» **原文**
'''
手写数字识别
Mnist数据集是一个手写数字识别数据集,被称为深度学习界的“Hello World”。
Mnist数据集包含:
- 训练集:60,000张28×28灰度图
- 测试集:10,000张28×28灰度图
共有0~9这10个手写数字体类别。
导入必要的模块
import numpy as np
import pandas as pd
import matplotlib.pyplot as plt
import tensorflow as tf
from tensorflow.keras import datasets, Input, Model
from tensorflow.keras.layers import Flatten, Dense, Activation, BatchNormalization
from tensorflow.keras.initializers import TruncatedNormal
载入Mnist数据集
(x_train, y_train), (x_test, y_test) = datasets.mnist.load_data()
print(x_train.shape)
print(y_train.shape)
print(x_test.shape)
print(y_test.shape)
(60000, 28, 28)
(60000,)
(10000, 28, 28)
(10000,)
维度(60000, 28, 28) —> (60000, 784)
x_train = x_train.reshape(-1, 28*28)
x_test = x_test.reshape(-1, 28*28)
归一化处理
x_train = x_train/255.0
x_test = x_test/255.0
模型搭建
用到的api:
全连接层tf.keras.layers.Dense
用到的参数:
- units:输入整数,全连接层神经元个数。
activation:激活函数。
可选项:
'sigmoid':sigmoid激活函数
'tanh':tanh激活函数
'relu':relu激活函数
'elu'或tf.keras.activations.elu(alpha=1.0):elu激活函数
'selu':selu激活函数
'swish': swish激活函数(tf2.2版本以上才有)
'softmax': softmax函数
kernel_initializer:权重初始化,默认是'glorot_uniform'(即Xavier均匀初始化)。
可选项:
'RandomNormal'或tf.keras.initializers.TruncatedNormal(mean=0.0, stddev=0.05):正态分布采样,均值为0,标准差0.05
'glorot_normal':正态分布采样,均值为0,方差为2 / (fan_in + fan_out)
'glorot_uniform':均匀分布采样,范围[-limit, limit],limit = sqrt(6 / (fan_in + fan_out))
'lecun_normal':正态分布采样,均值为0,方差为1 / fan_in
'lecun_uniform':均匀分布采样,范围[-limit, limit],limit = sqrt(3 / fan_in)
'''
» **原始数据**
'''
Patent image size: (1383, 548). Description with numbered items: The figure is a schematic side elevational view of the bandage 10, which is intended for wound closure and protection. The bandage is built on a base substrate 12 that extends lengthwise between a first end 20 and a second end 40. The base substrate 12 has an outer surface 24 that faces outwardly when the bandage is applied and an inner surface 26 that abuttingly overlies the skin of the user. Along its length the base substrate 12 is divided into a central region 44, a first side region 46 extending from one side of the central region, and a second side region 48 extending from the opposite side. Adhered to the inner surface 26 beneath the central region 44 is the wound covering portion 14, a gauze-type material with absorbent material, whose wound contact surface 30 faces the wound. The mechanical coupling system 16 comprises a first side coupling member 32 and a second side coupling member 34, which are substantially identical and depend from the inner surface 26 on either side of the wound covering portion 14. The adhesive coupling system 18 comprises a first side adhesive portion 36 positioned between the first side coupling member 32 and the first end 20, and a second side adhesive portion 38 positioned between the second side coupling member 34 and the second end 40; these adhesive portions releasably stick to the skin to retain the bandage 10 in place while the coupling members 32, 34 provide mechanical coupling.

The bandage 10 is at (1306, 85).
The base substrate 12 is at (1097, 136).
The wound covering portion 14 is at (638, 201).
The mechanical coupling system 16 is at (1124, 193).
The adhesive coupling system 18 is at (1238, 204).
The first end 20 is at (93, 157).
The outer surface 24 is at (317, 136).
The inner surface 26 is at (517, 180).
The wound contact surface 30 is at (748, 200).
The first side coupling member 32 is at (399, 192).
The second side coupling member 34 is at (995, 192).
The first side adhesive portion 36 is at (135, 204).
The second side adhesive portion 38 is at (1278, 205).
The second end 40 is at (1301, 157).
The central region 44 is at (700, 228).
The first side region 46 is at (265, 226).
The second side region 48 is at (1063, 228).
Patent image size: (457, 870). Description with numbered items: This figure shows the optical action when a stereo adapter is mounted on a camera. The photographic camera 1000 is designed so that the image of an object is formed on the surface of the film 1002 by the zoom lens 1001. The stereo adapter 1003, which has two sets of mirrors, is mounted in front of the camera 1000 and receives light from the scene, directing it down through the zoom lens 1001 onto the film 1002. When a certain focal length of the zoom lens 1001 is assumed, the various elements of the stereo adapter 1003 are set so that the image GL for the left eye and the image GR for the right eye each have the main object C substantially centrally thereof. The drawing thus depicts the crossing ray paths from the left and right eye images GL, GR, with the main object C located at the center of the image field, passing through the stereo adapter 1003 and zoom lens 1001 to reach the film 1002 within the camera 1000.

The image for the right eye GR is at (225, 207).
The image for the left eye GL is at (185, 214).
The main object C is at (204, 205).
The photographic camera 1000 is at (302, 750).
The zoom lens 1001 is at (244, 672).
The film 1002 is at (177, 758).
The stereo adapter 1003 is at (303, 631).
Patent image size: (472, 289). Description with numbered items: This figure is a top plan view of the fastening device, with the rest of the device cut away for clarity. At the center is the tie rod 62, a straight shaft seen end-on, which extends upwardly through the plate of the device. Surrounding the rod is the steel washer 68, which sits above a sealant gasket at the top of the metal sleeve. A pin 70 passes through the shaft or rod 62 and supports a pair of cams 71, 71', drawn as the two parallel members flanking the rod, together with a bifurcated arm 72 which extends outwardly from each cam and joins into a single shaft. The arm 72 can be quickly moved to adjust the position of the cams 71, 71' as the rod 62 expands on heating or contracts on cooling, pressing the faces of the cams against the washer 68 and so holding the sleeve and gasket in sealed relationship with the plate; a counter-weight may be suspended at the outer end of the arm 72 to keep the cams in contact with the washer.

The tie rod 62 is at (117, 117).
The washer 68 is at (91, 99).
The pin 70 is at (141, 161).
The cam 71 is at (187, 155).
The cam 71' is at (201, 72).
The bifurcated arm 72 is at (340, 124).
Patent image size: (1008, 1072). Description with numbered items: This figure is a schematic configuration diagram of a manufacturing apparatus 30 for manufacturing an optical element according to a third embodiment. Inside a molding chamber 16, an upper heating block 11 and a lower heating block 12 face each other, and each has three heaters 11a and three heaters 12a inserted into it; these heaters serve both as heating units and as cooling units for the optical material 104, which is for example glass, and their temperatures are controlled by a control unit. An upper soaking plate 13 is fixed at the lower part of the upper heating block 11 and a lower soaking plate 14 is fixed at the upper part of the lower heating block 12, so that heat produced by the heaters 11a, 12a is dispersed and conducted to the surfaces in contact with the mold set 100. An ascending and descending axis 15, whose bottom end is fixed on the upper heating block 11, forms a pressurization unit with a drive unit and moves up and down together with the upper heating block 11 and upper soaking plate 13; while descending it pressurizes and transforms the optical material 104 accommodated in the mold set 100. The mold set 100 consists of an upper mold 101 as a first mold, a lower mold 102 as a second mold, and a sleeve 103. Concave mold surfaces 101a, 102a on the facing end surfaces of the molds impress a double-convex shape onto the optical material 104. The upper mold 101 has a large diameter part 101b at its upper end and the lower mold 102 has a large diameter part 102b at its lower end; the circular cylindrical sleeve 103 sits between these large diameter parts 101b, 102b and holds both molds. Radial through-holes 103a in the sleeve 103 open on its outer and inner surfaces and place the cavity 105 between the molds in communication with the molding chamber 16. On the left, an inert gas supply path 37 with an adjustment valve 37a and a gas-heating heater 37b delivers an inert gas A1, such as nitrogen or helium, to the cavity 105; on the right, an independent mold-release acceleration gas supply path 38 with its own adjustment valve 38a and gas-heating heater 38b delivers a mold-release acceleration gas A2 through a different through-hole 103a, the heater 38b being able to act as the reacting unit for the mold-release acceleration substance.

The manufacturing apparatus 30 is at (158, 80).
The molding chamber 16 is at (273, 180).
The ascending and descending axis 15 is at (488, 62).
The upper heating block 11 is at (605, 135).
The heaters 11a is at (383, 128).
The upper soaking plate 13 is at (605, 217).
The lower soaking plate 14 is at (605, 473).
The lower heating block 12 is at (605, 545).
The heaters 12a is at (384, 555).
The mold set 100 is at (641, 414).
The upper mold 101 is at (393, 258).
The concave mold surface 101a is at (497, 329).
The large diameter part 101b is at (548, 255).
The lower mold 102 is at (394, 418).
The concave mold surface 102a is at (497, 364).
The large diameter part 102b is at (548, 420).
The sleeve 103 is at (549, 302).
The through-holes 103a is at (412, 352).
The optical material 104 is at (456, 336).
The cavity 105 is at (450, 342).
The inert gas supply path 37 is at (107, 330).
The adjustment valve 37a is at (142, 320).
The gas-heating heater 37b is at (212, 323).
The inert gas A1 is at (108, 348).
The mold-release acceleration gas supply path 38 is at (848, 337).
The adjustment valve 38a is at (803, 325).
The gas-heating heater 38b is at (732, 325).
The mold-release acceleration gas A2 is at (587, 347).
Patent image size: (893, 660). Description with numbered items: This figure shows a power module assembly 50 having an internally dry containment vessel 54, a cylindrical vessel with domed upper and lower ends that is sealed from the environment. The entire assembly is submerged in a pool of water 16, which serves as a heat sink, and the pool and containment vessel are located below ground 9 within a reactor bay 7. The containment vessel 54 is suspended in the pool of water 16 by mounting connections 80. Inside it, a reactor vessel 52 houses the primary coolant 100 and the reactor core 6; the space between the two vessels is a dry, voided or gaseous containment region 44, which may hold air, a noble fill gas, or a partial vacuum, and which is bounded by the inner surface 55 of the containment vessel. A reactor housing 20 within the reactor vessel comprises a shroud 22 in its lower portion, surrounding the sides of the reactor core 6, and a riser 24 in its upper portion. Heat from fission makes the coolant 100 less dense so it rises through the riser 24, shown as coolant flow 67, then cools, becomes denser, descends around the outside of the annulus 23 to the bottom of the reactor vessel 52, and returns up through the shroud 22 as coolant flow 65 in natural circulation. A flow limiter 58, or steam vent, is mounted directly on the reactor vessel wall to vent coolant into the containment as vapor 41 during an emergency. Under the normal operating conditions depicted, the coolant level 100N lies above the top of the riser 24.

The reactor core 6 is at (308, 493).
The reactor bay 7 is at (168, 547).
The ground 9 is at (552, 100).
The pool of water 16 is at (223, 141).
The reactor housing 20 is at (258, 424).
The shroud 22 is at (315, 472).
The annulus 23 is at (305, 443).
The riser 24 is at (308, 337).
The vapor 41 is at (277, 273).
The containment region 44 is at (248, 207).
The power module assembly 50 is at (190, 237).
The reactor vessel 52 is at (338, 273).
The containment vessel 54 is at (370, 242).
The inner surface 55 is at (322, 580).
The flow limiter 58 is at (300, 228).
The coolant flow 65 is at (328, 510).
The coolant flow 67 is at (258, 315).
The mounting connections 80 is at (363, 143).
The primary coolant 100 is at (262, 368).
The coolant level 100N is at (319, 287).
'''
» **练习题目**
把上面讲Mnist手写数字识别的原文从头到尾一字不差地抄写一遍。

» **本题解答**
手写数字识别
Mnist数据集是一个手写数字识别数据集,被称为深度学习界的“Hello World”。
Mnist数据集包含:
- 训练集:60,000张28×28灰度图
- 测试集:10,000张28×28灰度图
共有0~9这10个手写数字体类别。
导入必要的模块
import numpy as np
import pandas as pd
import matplotlib.pyplot as plt
import tensorflow as tf
from tensorflow.keras import datasets, Input, Model
from tensorflow.keras.layers import Flatten, Dense, Activation, BatchNormalization
from tensorflow.keras.initializers import TruncatedNormal
载入Mnist数据集
(x_train, y_train), (x_test, y_test) = datasets.mnist.load_data()
print(x_train.shape)
print(y_train.shape)
print(x_test.shape)
print(y_test.shape)
(60000, 28, 28)
(60000,)
(10000, 28, 28)
(10000,)
维度(60000, 28, 28) —> (60000, 784)
x_train = x_train.reshape(-1, 28*28)
x_test = x_test.reshape(-1, 28*28)
归一化处理
x_train = x_train/255.0
x_test = x_test/255.0
模型搭建
用到的api:
全连接层tf.keras.layers.Dense
用到的参数:
- units:输入整数,全连接层神经元个数。
activation:激活函数。
可选项:
'sigmoid':sigmoid激活函数
'tanh':tanh激活函数
'relu':relu激活函数
'elu'或tf.keras.activations.elu(alpha=1.0):elu激活函数
'selu':selu激活函数
'swish': swish激活函数(tf2.2版本以上才有)
'softmax': softmax函数
kernel_initializer:权重初始化,默认是'glorot_uniform'(即Xavier均匀初始化)。
可选项:
'RandomNormal'或tf.keras.initializers.TruncatedNormal(mean=0.0, stddev=0.05):正态分布采样,均值为0,标准差0.05
'glorot_normal':正态分布采样,均值为0,方差为2 / (fan_in + fan_out)
'glorot_uniform':均匀分布采样,范围[-limit, limit],limit = sqrt(6 / (fan_in + fan_out))
'lecun_normal':正态分布采样,均值为0,方差为1 / fan_in
'lecun_uniform':均匀分布采样,范围[-limit, limit],limit = sqrt(3 / fan_in)